▶ Exercise description
Leave out the pictures and repeat the data exactly.
§ §
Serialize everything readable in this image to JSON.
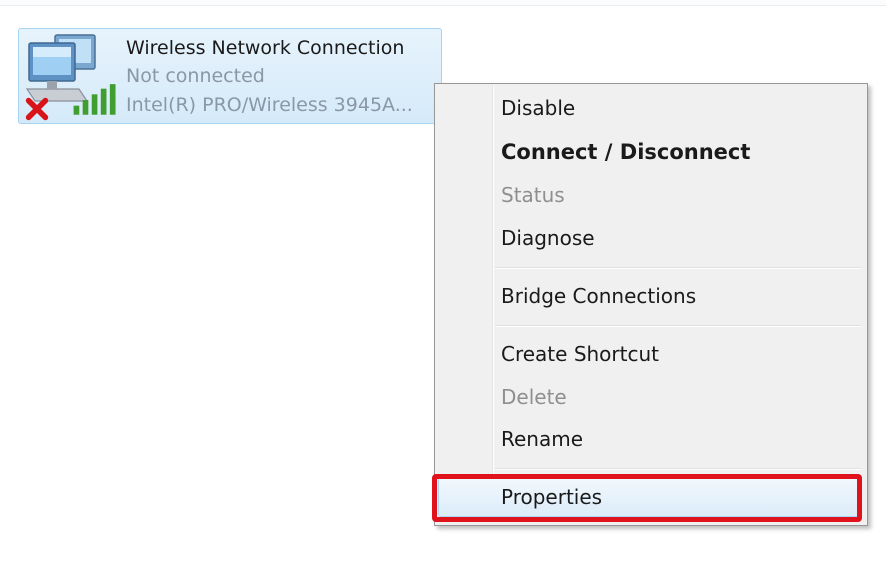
{
  "connection": {
    "name": "Wireless Network Connection",
    "status": "Not connected",
    "device": "Intel(R) PRO/Wireless 3945A...",
    "icon": "network-computers-icon",
    "overlay_icon": "red-x-icon",
    "signal_icon": "signal-bars-icon"
  },
  "context_menu": {
    "items": [
      {
        "label": "Disable",
        "state": "normal"
      },
      {
        "label": "Connect / Disconnect",
        "state": "default"
      },
      {
        "label": "Status",
        "state": "disabled"
      },
      {
        "label": "Diagnose",
        "state": "normal"
      },
      {
        "label": "Bridge Connections",
        "state": "normal"
      },
      {
        "label": "Create Shortcut",
        "state": "normal"
      },
      {
        "label": "Delete",
        "state": "disabled"
      },
      {
        "label": "Rename",
        "state": "normal"
      },
      {
        "label": "Properties",
        "state": "highlighted"
      }
    ]
  },
  "colors": {
    "highlight_border": "#e0121b",
    "selection_fill": "#d5eaf9",
    "disabled_text": "#8f8f8f"
  }
}
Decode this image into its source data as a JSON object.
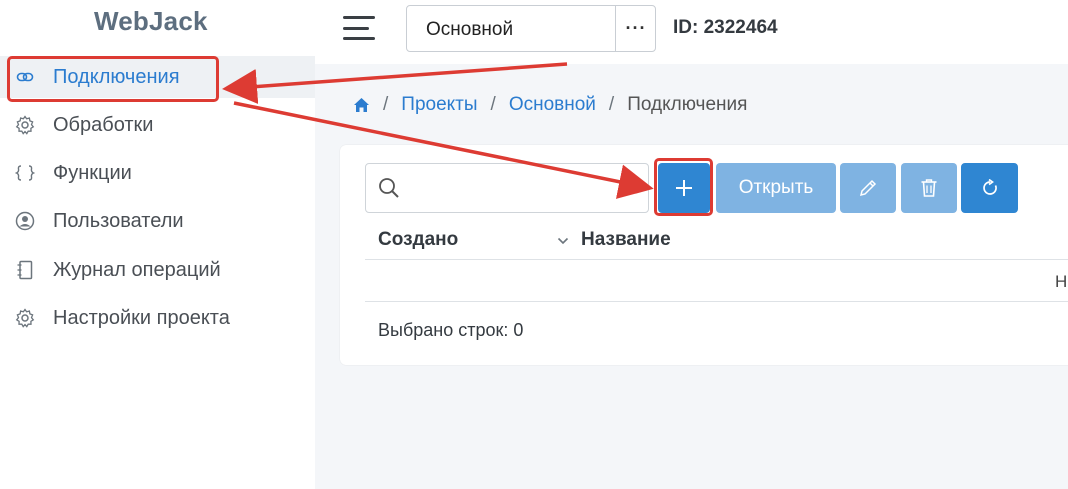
{
  "app": {
    "title": "WebJack"
  },
  "sidebar": {
    "items": [
      {
        "label": "Подключения",
        "icon": "link-icon",
        "active": true
      },
      {
        "label": "Обработки",
        "icon": "gear-icon"
      },
      {
        "label": "Функции",
        "icon": "braces-icon"
      },
      {
        "label": "Пользователи",
        "icon": "user-circle-icon"
      },
      {
        "label": "Журнал операций",
        "icon": "journal-icon"
      },
      {
        "label": "Настройки проекта",
        "icon": "gear-icon"
      }
    ]
  },
  "header": {
    "project_select": {
      "value": "Основной",
      "more": "···"
    },
    "project_id": "ID: 2322464"
  },
  "breadcrumb": {
    "items": [
      "Проекты",
      "Основной",
      "Подключения"
    ],
    "separator": "/"
  },
  "toolbar": {
    "search_placeholder": "",
    "add_label": "+",
    "open_label": "Открыть"
  },
  "table": {
    "columns": [
      "Создано",
      "Название"
    ],
    "cut_off_text": "Н",
    "footer": "Выбрано строк: 0"
  },
  "colors": {
    "accent": "#2f86d2",
    "accent_disabled": "#7fb3e2",
    "link": "#2b7ccf",
    "annotation": "#dd3b33"
  }
}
§ §
▶ Written response
Serialize everything readable in this image to JSON.
{
  "connection": {
    "name": "Wireless Network Connection",
    "status": "Not connected",
    "device": "Intel(R) PRO/Wireless 3945A...",
    "icon": "network-computers-icon",
    "overlay_icon": "red-x-icon",
    "signal_icon": "signal-bars-icon"
  },
  "context_menu": {
    "items": [
      {
        "label": "Disable",
        "state": "normal"
      },
      {
        "label": "Connect / Disconnect",
        "state": "default"
      },
      {
        "label": "Status",
        "state": "disabled"
      },
      {
        "label": "Diagnose",
        "state": "normal"
      },
      {
        "label": "Bridge Connections",
        "state": "normal"
      },
      {
        "label": "Create Shortcut",
        "state": "normal"
      },
      {
        "label": "Delete",
        "state": "disabled"
      },
      {
        "label": "Rename",
        "state": "normal"
      },
      {
        "label": "Properties",
        "state": "highlighted"
      }
    ]
  },
  "colors": {
    "highlight_border": "#e0121b",
    "selection_fill": "#d5eaf9",
    "disabled_text": "#8f8f8f"
  }
}
Decode this image into its source data as a JSON object.
{
  "app": {
    "title": "WebJack"
  },
  "sidebar": {
    "items": [
      {
        "label": "Подключения",
        "icon": "link-icon",
        "active": true
      },
      {
        "label": "Обработки",
        "icon": "gear-icon"
      },
      {
        "label": "Функции",
        "icon": "braces-icon"
      },
      {
        "label": "Пользователи",
        "icon": "user-circle-icon"
      },
      {
        "label": "Журнал операций",
        "icon": "journal-icon"
      },
      {
        "label": "Настройки проекта",
        "icon": "gear-icon"
      }
    ]
  },
  "header": {
    "project_select": {
      "value": "Основной",
      "more": "···"
    },
    "project_id": "ID: 2322464"
  },
  "breadcrumb": {
    "items": [
      "Проекты",
      "Основной",
      "Подключения"
    ],
    "separator": "/"
  },
  "toolbar": {
    "search_placeholder": "",
    "add_label": "+",
    "open_label": "Открыть"
  },
  "table": {
    "columns": [
      "Создано",
      "Название"
    ],
    "cut_off_text": "Н",
    "footer": "Выбрано строк: 0"
  },
  "colors": {
    "accent": "#2f86d2",
    "accent_disabled": "#7fb3e2",
    "link": "#2b7ccf",
    "annotation": "#dd3b33"
  }
}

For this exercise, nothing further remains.